Data items:
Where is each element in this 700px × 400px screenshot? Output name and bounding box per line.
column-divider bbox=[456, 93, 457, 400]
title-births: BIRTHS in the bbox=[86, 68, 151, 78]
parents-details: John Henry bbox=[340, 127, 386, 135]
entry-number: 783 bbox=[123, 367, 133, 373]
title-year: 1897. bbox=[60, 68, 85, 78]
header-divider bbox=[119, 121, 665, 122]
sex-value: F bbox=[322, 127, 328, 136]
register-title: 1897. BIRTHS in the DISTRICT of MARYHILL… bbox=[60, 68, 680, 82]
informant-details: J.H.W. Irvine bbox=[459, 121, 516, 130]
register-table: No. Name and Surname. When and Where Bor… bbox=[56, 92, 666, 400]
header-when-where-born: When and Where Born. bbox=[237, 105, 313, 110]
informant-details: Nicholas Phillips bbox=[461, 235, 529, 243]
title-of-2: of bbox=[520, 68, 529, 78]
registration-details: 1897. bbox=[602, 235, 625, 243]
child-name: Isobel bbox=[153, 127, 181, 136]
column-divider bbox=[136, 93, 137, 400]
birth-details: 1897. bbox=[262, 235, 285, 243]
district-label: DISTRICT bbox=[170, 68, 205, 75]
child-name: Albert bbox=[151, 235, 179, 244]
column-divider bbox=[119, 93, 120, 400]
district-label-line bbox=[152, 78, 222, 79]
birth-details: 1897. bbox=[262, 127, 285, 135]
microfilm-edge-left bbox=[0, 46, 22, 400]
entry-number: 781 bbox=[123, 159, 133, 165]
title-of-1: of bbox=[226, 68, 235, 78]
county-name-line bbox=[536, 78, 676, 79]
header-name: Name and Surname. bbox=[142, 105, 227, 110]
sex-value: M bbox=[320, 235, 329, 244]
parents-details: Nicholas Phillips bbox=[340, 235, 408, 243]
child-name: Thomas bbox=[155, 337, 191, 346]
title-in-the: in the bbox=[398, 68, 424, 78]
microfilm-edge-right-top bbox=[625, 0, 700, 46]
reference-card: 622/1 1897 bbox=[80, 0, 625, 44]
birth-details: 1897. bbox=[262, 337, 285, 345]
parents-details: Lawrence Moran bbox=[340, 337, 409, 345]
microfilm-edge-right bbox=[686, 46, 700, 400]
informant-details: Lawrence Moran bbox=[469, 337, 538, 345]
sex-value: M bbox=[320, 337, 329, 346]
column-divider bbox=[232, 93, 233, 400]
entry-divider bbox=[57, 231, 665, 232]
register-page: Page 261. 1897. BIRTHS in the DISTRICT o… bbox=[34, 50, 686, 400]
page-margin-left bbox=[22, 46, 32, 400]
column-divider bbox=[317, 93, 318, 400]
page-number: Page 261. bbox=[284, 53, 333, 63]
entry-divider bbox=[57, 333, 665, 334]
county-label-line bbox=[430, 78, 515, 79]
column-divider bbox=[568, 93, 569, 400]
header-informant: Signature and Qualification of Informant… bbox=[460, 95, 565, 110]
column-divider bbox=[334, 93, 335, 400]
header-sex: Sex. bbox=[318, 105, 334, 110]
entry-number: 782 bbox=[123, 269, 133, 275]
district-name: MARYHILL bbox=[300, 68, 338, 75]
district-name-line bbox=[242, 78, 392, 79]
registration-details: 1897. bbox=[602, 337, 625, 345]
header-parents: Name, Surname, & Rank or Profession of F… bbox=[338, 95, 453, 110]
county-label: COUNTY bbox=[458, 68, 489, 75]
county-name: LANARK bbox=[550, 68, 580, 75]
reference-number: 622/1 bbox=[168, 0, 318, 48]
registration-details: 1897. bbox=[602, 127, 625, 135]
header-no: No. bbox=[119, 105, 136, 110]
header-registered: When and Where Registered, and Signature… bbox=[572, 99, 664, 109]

■ What the task asks ■
Could you put every line above, from the start of the records down through the line containing "microfilm-edge-left bbox=[0, 46, 22, 400]", into a Markdown table with a Row column numbering each line and a Line text column holding the line itself, leaving blank lines out?

■ Output for this task ■
| Row | Line text |
|---|---|
| 1 | Where is each element in this 700px × 400px screenshot? Output name and bounding box per line. |
| 2 | column-divider bbox=[456, 93, 457, 400] |
| 3 | title-births: BIRTHS in the bbox=[86, 68, 151, 78] |
| 4 | parents-details: John Henry bbox=[340, 127, 386, 135] |
| 5 | entry-number: 783 bbox=[123, 367, 133, 373] |
| 6 | title-year: 1897. bbox=[60, 68, 85, 78] |
| 7 | header-divider bbox=[119, 121, 665, 122] |
| 8 | sex-value: F bbox=[322, 127, 328, 136] |
| 9 | register-title: 1897. BIRTHS in the DISTRICT of MARYHILL… bbox=[60, 68, 680, 82] |
| 10 | informant-details: J.H.W. Irvine bbox=[459, 121, 516, 130] |
| 11 | register-table: No. Name and Surname. When and Where Bor… bbox=[56, 92, 666, 400] |
| 12 | header-when-where-born: When and Where Born. bbox=[237, 105, 313, 110] |
| 13 | informant-details: Nicholas Phillips bbox=[461, 235, 529, 243] |
| 14 | title-of-2: of bbox=[520, 68, 529, 78] |
| 15 | registration-details: 1897. bbox=[602, 235, 625, 243] |
| 16 | child-name: Isobel bbox=[153, 127, 181, 136] |
| 17 | column-divider bbox=[136, 93, 137, 400] |
| 18 | birth-details: 1897. bbox=[262, 235, 285, 243] |
| 19 | district-label: DISTRICT bbox=[170, 68, 205, 75] |
| 20 | child-name: Albert bbox=[151, 235, 179, 244] |
| 21 | column-divider bbox=[119, 93, 120, 400] |
| 22 | district-label-line bbox=[152, 78, 222, 79] |
| 23 | birth-details: 1897. bbox=[262, 127, 285, 135] |
| 24 | microfilm-edge-left bbox=[0, 46, 22, 400] |